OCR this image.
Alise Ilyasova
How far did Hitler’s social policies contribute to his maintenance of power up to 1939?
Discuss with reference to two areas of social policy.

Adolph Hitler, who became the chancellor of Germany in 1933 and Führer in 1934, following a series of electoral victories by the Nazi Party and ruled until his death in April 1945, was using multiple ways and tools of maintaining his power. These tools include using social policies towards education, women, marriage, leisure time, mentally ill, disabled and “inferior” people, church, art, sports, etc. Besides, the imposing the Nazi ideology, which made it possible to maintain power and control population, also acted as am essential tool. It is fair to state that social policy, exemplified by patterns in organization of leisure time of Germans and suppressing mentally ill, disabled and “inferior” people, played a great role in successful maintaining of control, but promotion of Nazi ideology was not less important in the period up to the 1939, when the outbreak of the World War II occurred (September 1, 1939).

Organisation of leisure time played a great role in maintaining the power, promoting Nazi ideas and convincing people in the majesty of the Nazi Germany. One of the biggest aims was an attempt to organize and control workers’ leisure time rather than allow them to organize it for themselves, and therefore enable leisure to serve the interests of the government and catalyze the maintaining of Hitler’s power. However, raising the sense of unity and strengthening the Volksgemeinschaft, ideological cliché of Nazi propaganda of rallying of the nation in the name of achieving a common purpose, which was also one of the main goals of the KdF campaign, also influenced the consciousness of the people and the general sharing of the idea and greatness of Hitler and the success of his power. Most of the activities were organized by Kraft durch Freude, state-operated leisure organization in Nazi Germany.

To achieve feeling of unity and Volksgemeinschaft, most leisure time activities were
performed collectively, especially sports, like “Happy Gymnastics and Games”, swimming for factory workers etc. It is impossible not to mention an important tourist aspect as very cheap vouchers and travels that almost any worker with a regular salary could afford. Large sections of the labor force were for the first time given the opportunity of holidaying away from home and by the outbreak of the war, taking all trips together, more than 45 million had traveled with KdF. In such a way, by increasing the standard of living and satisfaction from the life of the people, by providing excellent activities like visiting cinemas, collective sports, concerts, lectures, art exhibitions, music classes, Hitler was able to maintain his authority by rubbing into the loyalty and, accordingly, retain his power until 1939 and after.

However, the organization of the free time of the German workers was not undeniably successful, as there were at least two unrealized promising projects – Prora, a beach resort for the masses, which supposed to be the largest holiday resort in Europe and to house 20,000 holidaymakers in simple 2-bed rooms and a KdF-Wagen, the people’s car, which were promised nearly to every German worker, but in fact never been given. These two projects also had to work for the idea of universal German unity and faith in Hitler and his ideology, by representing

**Goal**
Transcribe the material above word for word.

**The result**
OCR this image.
Alise Ilyasova
How far did Hitler’s social policies contribute to his maintenance of power up to 1939?
Discuss with reference to two areas of social policy.

Adolph Hitler, who became the chancellor of Germany in 1933 and Führer in 1934, following a series of electoral victories by the Nazi Party and ruled until his death in April 1945, was using multiple ways and tools of maintaining his power. These tools include using social policies towards education, women, marriage, leisure time, mentally ill, disabled and “inferior” people, church, art, sports, etc. Besides, the imposing the Nazi ideology, which made it possible to maintain power and control population, also acted as am essential tool. It is fair to state that social policy, exemplified by patterns in organization of leisure time of Germans and suppressing mentally ill, disabled and “inferior” people, played a great role in successful maintaining of control, but promotion of Nazi ideology was not less important in the period up to the 1939, when the outbreak of the World War II occurred (September 1, 1939).

Organisation of leisure time played a great role in maintaining the power, promoting Nazi ideas and convincing people in the majesty of the Nazi Germany. One of the biggest aims was an attempt to organize and control workers’ leisure time rather than allow them to organize it for themselves, and therefore enable leisure to serve the interests of the government and catalyze the maintaining of Hitler’s power. However, raising the sense of unity and strengthening the Volksgemeinschaft, ideological cliché of Nazi propaganda of rallying of the nation in the name of achieving a common purpose, which was also one of the main goals of the KdF campaign, also influenced the consciousness of the people and the general sharing of the idea and greatness of Hitler and the success of his power. Most of the activities were organized by Kraft durch Freude, state-operated leisure organization in Nazi Germany.

To achieve feeling of unity and Volksgemeinschaft, most leisure time activities were
performed collectively, especially sports, like “Happy Gymnastics and Games”, swimming for factory workers etc. It is impossible not to mention an important tourist aspect as very cheap vouchers and travels that almost any worker with a regular salary could afford. Large sections of the labor force were for the first time given the opportunity of holidaying away from home and by the outbreak of the war, taking all trips together, more than 45 million had traveled with KdF. In such a way, by increasing the standard of living and satisfaction from the life of the people, by providing excellent activities like visiting cinemas, collective sports, concerts, lectures, art exhibitions, music classes, Hitler was able to maintain his authority by rubbing into the loyalty and, accordingly, retain his power until 1939 and after.

However, the organization of the free time of the German workers was not undeniably successful, as there were at least two unrealized promising projects – Prora, a beach resort for the masses, which supposed to be the largest holiday resort in Europe and to house 20,000 holidaymakers in simple 2-bed rooms and a KdF-Wagen, the people’s car, which were promised nearly to every German worker, but in fact never been given. These two projects also had to work for the idea of universal German unity and faith in Hitler and his ideology, by representing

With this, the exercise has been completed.